## Written instruction
Retype all of the data exactly as given.

## Records for the exercise
▼

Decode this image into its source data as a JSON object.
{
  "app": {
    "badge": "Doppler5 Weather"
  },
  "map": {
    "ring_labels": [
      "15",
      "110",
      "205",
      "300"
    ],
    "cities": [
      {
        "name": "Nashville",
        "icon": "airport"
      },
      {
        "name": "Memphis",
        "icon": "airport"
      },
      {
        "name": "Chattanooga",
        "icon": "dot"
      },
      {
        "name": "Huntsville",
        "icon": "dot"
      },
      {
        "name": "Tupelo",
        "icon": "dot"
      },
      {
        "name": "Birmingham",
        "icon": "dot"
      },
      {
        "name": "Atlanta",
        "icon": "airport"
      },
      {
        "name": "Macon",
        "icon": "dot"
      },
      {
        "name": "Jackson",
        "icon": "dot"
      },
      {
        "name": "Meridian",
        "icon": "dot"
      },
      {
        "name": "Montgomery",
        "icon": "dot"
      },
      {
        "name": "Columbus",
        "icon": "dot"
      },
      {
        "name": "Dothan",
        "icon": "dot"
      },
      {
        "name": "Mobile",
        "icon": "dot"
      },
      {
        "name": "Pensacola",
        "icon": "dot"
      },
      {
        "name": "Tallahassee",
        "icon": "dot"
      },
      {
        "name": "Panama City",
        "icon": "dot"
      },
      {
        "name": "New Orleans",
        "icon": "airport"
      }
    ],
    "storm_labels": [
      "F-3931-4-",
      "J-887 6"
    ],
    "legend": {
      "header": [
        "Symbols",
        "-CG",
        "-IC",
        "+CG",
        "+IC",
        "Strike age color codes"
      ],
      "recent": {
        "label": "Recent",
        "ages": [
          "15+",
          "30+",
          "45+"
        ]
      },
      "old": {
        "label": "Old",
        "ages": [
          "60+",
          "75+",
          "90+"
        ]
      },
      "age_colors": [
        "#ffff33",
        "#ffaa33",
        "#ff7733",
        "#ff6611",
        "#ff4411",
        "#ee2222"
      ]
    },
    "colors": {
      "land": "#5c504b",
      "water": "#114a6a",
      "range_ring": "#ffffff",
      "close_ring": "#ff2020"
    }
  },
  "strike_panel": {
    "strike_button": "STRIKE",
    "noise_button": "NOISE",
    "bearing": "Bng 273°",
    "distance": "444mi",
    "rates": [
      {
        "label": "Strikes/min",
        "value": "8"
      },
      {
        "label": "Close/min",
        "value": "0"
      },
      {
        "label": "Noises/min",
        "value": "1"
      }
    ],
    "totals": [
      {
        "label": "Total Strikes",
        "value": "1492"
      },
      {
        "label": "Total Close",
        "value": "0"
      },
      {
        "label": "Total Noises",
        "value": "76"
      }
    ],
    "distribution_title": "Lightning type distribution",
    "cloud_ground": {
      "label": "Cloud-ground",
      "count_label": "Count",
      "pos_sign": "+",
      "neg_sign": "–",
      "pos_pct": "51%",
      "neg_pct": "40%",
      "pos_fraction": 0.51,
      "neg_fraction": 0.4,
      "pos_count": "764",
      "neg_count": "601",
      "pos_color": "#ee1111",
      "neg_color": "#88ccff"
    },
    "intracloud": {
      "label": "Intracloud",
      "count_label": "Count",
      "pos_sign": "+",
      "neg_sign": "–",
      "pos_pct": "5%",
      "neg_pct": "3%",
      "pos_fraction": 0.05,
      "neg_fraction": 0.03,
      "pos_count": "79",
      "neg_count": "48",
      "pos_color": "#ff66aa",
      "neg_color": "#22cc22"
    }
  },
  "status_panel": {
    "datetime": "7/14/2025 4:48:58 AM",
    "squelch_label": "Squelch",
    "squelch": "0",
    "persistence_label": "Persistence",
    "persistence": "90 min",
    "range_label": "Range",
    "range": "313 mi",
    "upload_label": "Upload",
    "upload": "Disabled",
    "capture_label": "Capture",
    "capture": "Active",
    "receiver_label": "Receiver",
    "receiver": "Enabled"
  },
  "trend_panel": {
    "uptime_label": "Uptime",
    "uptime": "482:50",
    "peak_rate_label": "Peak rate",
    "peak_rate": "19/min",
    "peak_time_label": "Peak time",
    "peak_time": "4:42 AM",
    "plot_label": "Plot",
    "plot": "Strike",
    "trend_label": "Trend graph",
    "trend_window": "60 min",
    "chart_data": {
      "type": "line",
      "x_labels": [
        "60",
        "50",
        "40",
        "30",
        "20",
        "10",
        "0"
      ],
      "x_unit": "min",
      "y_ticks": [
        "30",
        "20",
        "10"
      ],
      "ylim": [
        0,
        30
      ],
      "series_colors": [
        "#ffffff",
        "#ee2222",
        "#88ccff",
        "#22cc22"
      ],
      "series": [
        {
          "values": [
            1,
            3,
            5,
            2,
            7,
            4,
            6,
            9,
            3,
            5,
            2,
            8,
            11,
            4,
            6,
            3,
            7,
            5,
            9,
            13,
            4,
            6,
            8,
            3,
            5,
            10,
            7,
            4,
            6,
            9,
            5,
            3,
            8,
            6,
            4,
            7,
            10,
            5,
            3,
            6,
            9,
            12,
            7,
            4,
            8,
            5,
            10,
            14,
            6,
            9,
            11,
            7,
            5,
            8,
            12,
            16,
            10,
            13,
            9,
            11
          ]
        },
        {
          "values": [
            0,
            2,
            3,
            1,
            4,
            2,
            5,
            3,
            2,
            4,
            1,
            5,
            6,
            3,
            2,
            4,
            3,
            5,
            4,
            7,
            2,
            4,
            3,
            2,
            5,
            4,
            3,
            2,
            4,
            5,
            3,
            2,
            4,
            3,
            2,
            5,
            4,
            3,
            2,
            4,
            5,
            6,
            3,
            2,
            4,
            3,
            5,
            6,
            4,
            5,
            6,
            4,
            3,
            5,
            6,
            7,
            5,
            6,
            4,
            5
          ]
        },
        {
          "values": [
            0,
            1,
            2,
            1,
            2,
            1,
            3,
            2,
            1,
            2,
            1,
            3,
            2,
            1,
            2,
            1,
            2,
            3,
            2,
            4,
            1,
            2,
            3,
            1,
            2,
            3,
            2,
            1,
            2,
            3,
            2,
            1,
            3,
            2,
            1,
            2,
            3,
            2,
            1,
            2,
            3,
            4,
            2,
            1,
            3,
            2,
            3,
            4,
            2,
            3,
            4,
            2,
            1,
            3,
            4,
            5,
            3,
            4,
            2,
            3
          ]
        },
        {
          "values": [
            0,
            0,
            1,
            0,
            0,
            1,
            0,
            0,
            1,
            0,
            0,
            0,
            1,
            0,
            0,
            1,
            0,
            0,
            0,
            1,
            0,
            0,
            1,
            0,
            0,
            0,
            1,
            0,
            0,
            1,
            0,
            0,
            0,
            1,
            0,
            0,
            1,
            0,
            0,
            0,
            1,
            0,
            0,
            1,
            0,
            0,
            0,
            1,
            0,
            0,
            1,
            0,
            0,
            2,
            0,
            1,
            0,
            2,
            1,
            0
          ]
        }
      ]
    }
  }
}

▲

## Exercise output
Decode this image into its source data as a JSON object.
{
  "app": {
    "badge": "Doppler5 Weather"
  },
  "map": {
    "ring_labels": [
      "15",
      "110",
      "205",
      "300"
    ],
    "cities": [
      {
        "name": "Nashville",
        "icon": "airport"
      },
      {
        "name": "Memphis",
        "icon": "airport"
      },
      {
        "name": "Chattanooga",
        "icon": "dot"
      },
      {
        "name": "Huntsville",
        "icon": "dot"
      },
      {
        "name": "Tupelo",
        "icon": "dot"
      },
      {
        "name": "Birmingham",
        "icon": "dot"
      },
      {
        "name": "Atlanta",
        "icon": "airport"
      },
      {
        "name": "Macon",
        "icon": "dot"
      },
      {
        "name": "Jackson",
        "icon": "dot"
      },
      {
        "name": "Meridian",
        "icon": "dot"
      },
      {
        "name": "Montgomery",
        "icon": "dot"
      },
      {
        "name": "Columbus",
        "icon": "dot"
      },
      {
        "name": "Dothan",
        "icon": "dot"
      },
      {
        "name": "Mobile",
        "icon": "dot"
      },
      {
        "name": "Pensacola",
        "icon": "dot"
      },
      {
        "name": "Tallahassee",
        "icon": "dot"
      },
      {
        "name": "Panama City",
        "icon": "dot"
      },
      {
        "name": "New Orleans",
        "icon": "airport"
      }
    ],
    "storm_labels": [
      "F-3931-4-",
      "J-887 6"
    ],
    "legend": {
      "header": [
        "Symbols",
        "-CG",
        "-IC",
        "+CG",
        "+IC",
        "Strike age color codes"
      ],
      "recent": {
        "label": "Recent",
        "ages": [
          "15+",
          "30+",
          "45+"
        ]
      },
      "old": {
        "label": "Old",
        "ages": [
          "60+",
          "75+",
          "90+"
        ]
      },
      "age_colors": [
        "#ffff33",
        "#ffaa33",
        "#ff7733",
        "#ff6611",
        "#ff4411",
        "#ee2222"
      ]
    },
    "colors": {
      "land": "#5c504b",
      "water": "#114a6a",
      "range_ring": "#ffffff",
      "close_ring": "#ff2020"
    }
  },
  "strike_panel": {
    "strike_button": "STRIKE",
    "noise_button": "NOISE",
    "bearing": "Bng 273°",
    "distance": "444mi",
    "rates": [
      {
        "label": "Strikes/min",
        "value": "8"
      },
      {
        "label": "Close/min",
        "value": "0"
      },
      {
        "label": "Noises/min",
        "value": "1"
      }
    ],
    "totals": [
      {
        "label": "Total Strikes",
        "value": "1492"
      },
      {
        "label": "Total Close",
        "value": "0"
      },
      {
        "label": "Total Noises",
        "value": "76"
      }
    ],
    "distribution_title": "Lightning type distribution",
    "cloud_ground": {
      "label": "Cloud-ground",
      "count_label": "Count",
      "pos_sign": "+",
      "neg_sign": "–",
      "pos_pct": "51%",
      "neg_pct": "40%",
      "pos_fraction": 0.51,
      "neg_fraction": 0.4,
      "pos_count": "764",
      "neg_count": "601",
      "pos_color": "#ee1111",
      "neg_color": "#88ccff"
    },
    "intracloud": {
      "label": "Intracloud",
      "count_label": "Count",
      "pos_sign": "+",
      "neg_sign": "–",
      "pos_pct": "5%",
      "neg_pct": "3%",
      "pos_fraction": 0.05,
      "neg_fraction": 0.03,
      "pos_count": "79",
      "neg_count": "48",
      "pos_color": "#ff66aa",
      "neg_color": "#22cc22"
    }
  },
  "status_panel": {
    "datetime": "7/14/2025 4:48:58 AM",
    "squelch_label": "Squelch",
    "squelch": "0",
    "persistence_label": "Persistence",
    "persistence": "90 min",
    "range_label": "Range",
    "range": "313 mi",
    "upload_label": "Upload",
    "upload": "Disabled",
    "capture_label": "Capture",
    "capture": "Active",
    "receiver_label": "Receiver",
    "receiver": "Enabled"
  },
  "trend_panel": {
    "uptime_label": "Uptime",
    "uptime": "482:50",
    "peak_rate_label": "Peak rate",
    "peak_rate": "19/min",
    "peak_time_label": "Peak time",
    "peak_time": "4:42 AM",
    "plot_label": "Plot",
    "plot": "Strike",
    "trend_label": "Trend graph",
    "trend_window": "60 min",
    "chart_data": {
      "type": "line",
      "x_labels": [
        "60",
        "50",
        "40",
        "30",
        "20",
        "10",
        "0"
      ],
      "x_unit": "min",
      "y_ticks": [
        "30",
        "20",
        "10"
      ],
      "ylim": [
        0,
        30
      ],
      "series_colors": [
        "#ffffff",
        "#ee2222",
        "#88ccff",
        "#22cc22"
      ],
      "series": [
        {
          "values": [
            1,
            3,
            5,
            2,
            7,
            4,
            6,
            9,
            3,
            5,
            2,
            8,
            11,
            4,
            6,
            3,
            7,
            5,
            9,
            13,
            4,
            6,
            8,
            3,
            5,
            10,
            7,
            4,
            6,
            9,
            5,
            3,
            8,
            6,
            4,
            7,
            10,
            5,
            3,
            6,
            9,
            12,
            7,
            4,
            8,
            5,
            10,
            14,
            6,
            9,
            11,
            7,
            5,
            8,
            12,
            16,
            10,
            13,
            9,
            11
          ]
        },
        {
          "values": [
            0,
            2,
            3,
            1,
            4,
            2,
            5,
            3,
            2,
            4,
            1,
            5,
            6,
            3,
            2,
            4,
            3,
            5,
            4,
            7,
            2,
            4,
            3,
            2,
            5,
            4,
            3,
            2,
            4,
            5,
            3,
            2,
            4,
            3,
            2,
            5,
            4,
            3,
            2,
            4,
            5,
            6,
            3,
            2,
            4,
            3,
            5,
            6,
            4,
            5,
            6,
            4,
            3,
            5,
            6,
            7,
            5,
            6,
            4,
            5
          ]
        },
        {
          "values": [
            0,
            1,
            2,
            1,
            2,
            1,
            3,
            2,
            1,
            2,
            1,
            3,
            2,
            1,
            2,
            1,
            2,
            3,
            2,
            4,
            1,
            2,
            3,
            1,
            2,
            3,
            2,
            1,
            2,
            3,
            2,
            1,
            3,
            2,
            1,
            2,
            3,
            2,
            1,
            2,
            3,
            4,
            2,
            1,
            3,
            2,
            3,
            4,
            2,
            3,
            4,
            2,
            1,
            3,
            4,
            5,
            3,
            4,
            2,
            3
          ]
        },
        {
          "values": [
            0,
            0,
            1,
            0,
            0,
            1,
            0,
            0,
            1,
            0,
            0,
            0,
            1,
            0,
            0,
            1,
            0,
            0,
            0,
            1,
            0,
            0,
            1,
            0,
            0,
            0,
            1,
            0,
            0,
            1,
            0,
            0,
            0,
            1,
            0,
            0,
            1,
            0,
            0,
            0,
            1,
            0,
            0,
            1,
            0,
            0,
            0,
            1,
            0,
            0,
            1,
            0,
            0,
            2,
            0,
            1,
            0,
            2,
            1,
            0
          ]
        }
      ]
    }
  }
}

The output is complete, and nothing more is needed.